Dataset entries

********************

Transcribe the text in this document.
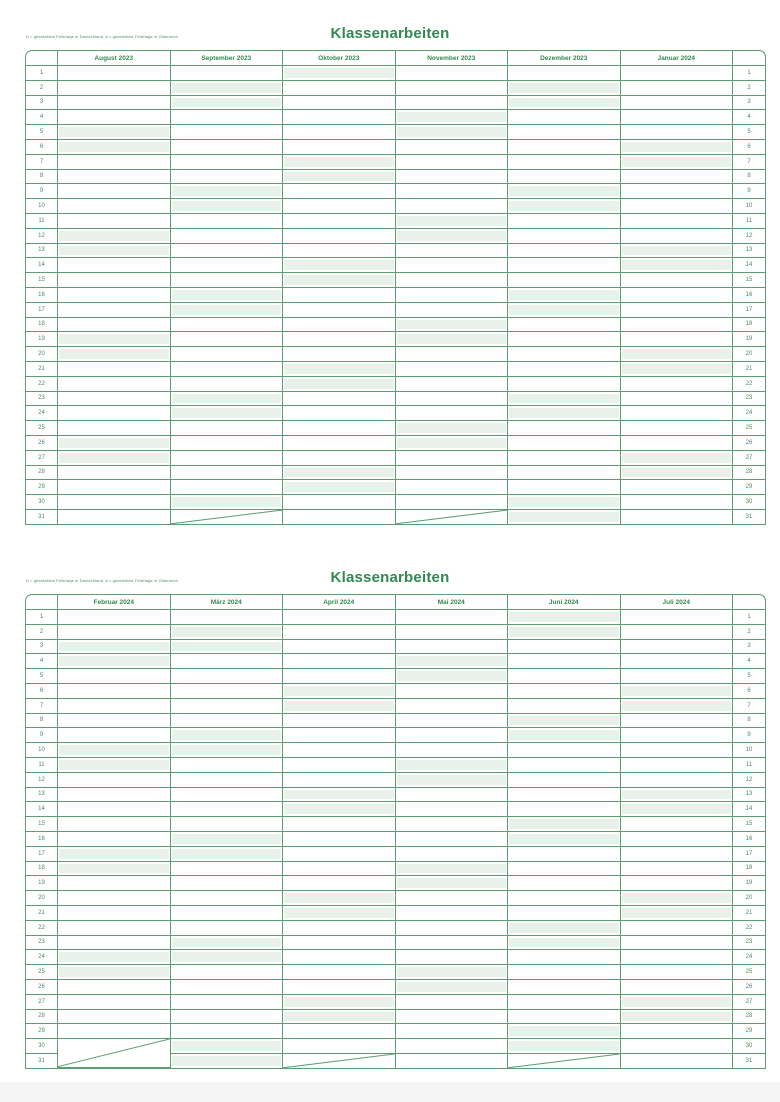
D = gesetzliche Feiertage in Deutschland, A = gesetzliche Feiertage in Österreich	Klassenarbeiten
	August 2023	September 2023	Oktober 2023	November 2023	Dezember 2023	Januar 2024	
1							1
2							2
3							3
4							4
5							5
6							6
7							7
8							8
9							9
10							10
11							11
12							12
13							13
14							14
15							15
16							16
17							17
18							18
19							19
20							20
21							21
22							22
23							23
24							24
25							25
26							26
27							27
28							28
29							29
30							30
31							31
D = gesetzliche Feiertage in Deutschland, A = gesetzliche Feiertage in Österreich	Klassenarbeiten
	Februar 2024	März 2024	April 2024	Mai 2024	Juni 2024	Juli 2024	
1							1
2							2
3							3
4							4
5							5
6							6
7							7
8							8
9							9
10							10
11							11
12							12
13							13
14							14
15							15
16							16
17							17
18							18
19							19
20							20
21							21
22							22
23							23
24							24
25							25
26							26
27							27
28							28
29							29
30							30
31							31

********************

The exercise ::
Your copy should match the records word for word, with the pictures removed.

Written response ::
Transcribe the text in this document.
D = gesetzliche Feiertage in Deutschland, A = gesetzliche Feiertage in Österreich	Klassenarbeiten
	August 2023	September 2023	Oktober 2023	November 2023	Dezember 2023	Januar 2024	
1							1
2							2
3							3
4							4
5							5
6							6
7							7
8							8
9							9
10							10
11							11
12							12
13							13
14							14
15							15
16							16
17							17
18							18
19							19
20							20
21							21
22							22
23							23
24							24
25							25
26							26
27							27
28							28
29							29
30							30
31							31
D = gesetzliche Feiertage in Deutschland, A = gesetzliche Feiertage in Österreich	Klassenarbeiten
	Februar 2024	März 2024	April 2024	Mai 2024	Juni 2024	Juli 2024	
1							1
2							2
3							3
4							4
5							5
6							6
7							7
8							8
9							9
10							10
11							11
12							12
13							13
14							14
15							15
16							16
17							17
18							18
19							19
20							20
21							21
22							22
23							23
24							24
25							25
26							26
27							27
28							28
29							29
30							30
31							31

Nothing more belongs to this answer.